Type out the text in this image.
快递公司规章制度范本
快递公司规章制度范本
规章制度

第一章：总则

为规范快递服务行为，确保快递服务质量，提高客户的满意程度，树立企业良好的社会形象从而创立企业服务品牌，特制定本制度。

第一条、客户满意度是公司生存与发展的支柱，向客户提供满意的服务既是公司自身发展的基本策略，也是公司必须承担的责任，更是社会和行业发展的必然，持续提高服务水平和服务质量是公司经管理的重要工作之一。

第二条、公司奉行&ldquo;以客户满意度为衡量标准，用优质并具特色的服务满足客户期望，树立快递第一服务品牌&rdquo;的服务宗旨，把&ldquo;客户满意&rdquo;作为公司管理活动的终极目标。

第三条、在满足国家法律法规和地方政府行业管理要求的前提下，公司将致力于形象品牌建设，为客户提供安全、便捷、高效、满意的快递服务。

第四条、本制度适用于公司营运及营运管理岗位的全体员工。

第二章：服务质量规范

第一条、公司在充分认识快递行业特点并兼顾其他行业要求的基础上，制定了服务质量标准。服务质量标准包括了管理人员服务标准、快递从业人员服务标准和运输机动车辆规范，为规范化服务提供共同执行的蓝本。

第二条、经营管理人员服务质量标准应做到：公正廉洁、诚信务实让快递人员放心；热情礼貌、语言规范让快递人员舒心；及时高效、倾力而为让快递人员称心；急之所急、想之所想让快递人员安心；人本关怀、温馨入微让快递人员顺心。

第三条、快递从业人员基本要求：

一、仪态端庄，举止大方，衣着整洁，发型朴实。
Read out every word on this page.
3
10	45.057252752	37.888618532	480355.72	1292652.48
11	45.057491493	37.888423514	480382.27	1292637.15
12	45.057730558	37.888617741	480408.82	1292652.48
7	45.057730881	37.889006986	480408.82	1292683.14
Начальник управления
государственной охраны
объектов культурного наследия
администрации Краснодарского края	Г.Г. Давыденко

What you should do :: Pull out every line in the material above where "this" occurs.

Exercise solution ::
Type out the text in this image.
Read out every word on this page.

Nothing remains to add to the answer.